*Work to be completed*
Find the word "страхования" in the listing; pull out each line holding it.

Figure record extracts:
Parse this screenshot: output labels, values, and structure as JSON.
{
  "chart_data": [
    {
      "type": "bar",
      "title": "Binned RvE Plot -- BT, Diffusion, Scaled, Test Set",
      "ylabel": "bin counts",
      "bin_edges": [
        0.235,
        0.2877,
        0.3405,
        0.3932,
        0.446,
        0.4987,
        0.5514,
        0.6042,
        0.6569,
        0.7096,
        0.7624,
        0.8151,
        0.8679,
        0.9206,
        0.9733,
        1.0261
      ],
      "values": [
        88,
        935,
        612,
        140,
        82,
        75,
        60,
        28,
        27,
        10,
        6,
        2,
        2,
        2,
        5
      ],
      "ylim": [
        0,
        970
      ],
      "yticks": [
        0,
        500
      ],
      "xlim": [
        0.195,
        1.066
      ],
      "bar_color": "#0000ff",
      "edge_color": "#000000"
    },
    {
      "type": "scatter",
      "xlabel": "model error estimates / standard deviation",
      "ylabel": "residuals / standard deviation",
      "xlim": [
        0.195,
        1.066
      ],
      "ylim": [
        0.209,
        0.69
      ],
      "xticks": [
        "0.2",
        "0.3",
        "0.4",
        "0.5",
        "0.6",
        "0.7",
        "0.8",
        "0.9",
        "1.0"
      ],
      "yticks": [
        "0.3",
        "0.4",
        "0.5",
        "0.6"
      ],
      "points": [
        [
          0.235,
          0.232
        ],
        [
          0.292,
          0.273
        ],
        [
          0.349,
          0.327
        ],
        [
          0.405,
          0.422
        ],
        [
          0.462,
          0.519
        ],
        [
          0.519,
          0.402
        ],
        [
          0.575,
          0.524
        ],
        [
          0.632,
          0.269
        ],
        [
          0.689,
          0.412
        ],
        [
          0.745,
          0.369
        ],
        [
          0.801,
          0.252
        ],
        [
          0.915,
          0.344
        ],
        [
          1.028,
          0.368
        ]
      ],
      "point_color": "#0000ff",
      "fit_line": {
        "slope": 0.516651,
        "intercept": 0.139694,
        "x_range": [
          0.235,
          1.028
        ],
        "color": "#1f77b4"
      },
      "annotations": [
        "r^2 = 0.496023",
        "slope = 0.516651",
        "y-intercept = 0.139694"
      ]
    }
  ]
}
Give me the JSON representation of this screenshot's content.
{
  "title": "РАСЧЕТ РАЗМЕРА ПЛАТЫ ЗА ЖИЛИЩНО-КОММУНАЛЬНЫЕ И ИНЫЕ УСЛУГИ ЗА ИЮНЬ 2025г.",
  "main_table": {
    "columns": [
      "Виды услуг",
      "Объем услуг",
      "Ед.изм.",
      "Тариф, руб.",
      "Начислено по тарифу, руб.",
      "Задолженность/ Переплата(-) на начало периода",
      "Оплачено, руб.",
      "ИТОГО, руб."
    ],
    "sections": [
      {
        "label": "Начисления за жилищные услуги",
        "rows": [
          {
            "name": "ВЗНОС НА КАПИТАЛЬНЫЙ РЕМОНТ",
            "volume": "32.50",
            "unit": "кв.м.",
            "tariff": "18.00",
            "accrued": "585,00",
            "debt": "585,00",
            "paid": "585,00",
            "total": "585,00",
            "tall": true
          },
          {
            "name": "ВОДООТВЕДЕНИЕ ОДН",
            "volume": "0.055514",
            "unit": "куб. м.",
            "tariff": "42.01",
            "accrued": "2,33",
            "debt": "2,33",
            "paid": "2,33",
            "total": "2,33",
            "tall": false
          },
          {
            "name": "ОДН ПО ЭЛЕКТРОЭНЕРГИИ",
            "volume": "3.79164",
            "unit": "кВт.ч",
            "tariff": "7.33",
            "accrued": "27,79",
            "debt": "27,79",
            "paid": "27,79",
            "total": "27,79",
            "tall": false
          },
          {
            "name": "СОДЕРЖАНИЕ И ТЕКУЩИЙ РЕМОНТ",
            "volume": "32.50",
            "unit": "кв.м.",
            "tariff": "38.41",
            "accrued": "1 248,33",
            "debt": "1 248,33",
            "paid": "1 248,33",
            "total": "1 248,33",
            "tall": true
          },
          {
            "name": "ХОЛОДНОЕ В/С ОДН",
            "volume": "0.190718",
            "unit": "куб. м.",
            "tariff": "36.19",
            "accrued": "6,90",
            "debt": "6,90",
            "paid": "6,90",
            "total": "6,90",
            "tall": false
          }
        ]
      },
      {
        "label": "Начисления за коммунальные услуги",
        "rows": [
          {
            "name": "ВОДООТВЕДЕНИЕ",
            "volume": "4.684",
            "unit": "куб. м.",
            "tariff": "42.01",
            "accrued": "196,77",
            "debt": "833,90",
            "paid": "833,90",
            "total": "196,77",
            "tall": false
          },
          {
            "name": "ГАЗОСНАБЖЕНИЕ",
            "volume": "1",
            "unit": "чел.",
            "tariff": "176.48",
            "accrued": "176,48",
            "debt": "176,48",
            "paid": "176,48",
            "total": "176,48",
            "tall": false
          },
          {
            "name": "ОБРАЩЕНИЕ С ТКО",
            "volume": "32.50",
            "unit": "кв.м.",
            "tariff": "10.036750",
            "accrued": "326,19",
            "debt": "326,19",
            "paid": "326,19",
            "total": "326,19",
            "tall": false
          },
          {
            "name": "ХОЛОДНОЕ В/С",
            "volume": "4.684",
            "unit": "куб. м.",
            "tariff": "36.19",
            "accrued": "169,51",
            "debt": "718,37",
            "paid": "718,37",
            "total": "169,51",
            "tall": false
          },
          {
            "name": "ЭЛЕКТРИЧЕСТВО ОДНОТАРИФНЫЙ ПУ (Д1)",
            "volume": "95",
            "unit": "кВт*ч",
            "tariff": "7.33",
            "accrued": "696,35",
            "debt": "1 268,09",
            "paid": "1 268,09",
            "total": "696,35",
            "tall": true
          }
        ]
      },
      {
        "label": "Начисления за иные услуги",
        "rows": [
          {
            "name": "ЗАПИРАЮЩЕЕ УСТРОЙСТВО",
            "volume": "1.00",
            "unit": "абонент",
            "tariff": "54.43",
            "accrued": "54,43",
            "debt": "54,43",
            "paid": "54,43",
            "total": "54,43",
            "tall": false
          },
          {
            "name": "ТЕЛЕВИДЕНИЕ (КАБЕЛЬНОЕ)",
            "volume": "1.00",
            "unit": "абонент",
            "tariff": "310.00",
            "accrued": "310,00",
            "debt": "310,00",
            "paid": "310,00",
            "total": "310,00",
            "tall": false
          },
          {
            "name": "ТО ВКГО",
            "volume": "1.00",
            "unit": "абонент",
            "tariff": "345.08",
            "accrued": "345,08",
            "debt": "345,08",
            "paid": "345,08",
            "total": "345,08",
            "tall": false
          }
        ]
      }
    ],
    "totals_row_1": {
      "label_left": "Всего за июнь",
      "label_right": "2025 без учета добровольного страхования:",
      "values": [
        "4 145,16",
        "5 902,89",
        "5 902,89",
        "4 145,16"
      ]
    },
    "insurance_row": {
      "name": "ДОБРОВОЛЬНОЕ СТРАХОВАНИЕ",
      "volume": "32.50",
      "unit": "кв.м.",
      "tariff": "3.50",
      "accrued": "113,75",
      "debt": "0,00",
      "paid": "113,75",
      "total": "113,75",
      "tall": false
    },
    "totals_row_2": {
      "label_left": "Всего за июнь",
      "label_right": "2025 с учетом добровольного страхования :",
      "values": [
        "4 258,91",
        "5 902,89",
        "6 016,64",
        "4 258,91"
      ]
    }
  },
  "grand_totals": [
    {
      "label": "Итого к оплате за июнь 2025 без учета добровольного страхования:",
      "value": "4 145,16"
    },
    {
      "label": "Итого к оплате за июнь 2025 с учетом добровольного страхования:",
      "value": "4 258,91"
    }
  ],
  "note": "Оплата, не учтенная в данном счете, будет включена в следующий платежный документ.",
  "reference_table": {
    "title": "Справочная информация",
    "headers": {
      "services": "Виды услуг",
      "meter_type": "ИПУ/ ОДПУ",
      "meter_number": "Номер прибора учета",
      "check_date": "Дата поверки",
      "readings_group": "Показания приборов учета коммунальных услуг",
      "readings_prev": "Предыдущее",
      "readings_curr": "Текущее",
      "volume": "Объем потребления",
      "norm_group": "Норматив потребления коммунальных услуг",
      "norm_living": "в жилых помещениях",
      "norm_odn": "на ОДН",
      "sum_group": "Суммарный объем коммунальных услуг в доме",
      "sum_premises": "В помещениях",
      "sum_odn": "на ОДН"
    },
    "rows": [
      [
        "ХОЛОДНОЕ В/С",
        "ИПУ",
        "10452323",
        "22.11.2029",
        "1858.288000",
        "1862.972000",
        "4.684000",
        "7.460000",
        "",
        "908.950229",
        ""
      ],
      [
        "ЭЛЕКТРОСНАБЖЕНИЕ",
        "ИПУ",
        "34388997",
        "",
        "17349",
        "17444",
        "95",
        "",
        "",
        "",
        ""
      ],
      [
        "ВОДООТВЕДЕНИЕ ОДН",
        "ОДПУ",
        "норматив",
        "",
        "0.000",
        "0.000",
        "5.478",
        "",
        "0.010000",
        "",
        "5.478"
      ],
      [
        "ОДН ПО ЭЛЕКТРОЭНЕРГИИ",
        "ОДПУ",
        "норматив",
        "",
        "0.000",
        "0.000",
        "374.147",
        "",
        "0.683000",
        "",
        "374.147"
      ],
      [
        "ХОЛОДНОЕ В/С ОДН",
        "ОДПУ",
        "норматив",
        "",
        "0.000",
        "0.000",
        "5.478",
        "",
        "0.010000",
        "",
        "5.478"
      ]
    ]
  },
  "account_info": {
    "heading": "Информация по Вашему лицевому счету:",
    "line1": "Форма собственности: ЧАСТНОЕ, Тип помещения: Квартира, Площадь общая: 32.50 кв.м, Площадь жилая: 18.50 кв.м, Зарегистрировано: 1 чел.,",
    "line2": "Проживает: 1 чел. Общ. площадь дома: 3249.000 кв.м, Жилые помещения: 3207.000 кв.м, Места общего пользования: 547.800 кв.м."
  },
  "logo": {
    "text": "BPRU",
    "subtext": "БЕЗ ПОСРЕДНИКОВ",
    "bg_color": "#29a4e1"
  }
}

*Solution below*
      "label_right": "2025 без учета добровольного страхования:",
      "label_right": "2025 с учетом добровольного страхования :",
      "label": "Итого к оплате за июнь 2025 без учета добровольного страхования:",
      "label": "Итого к оплате за июнь 2025 с учетом добровольного страхования:",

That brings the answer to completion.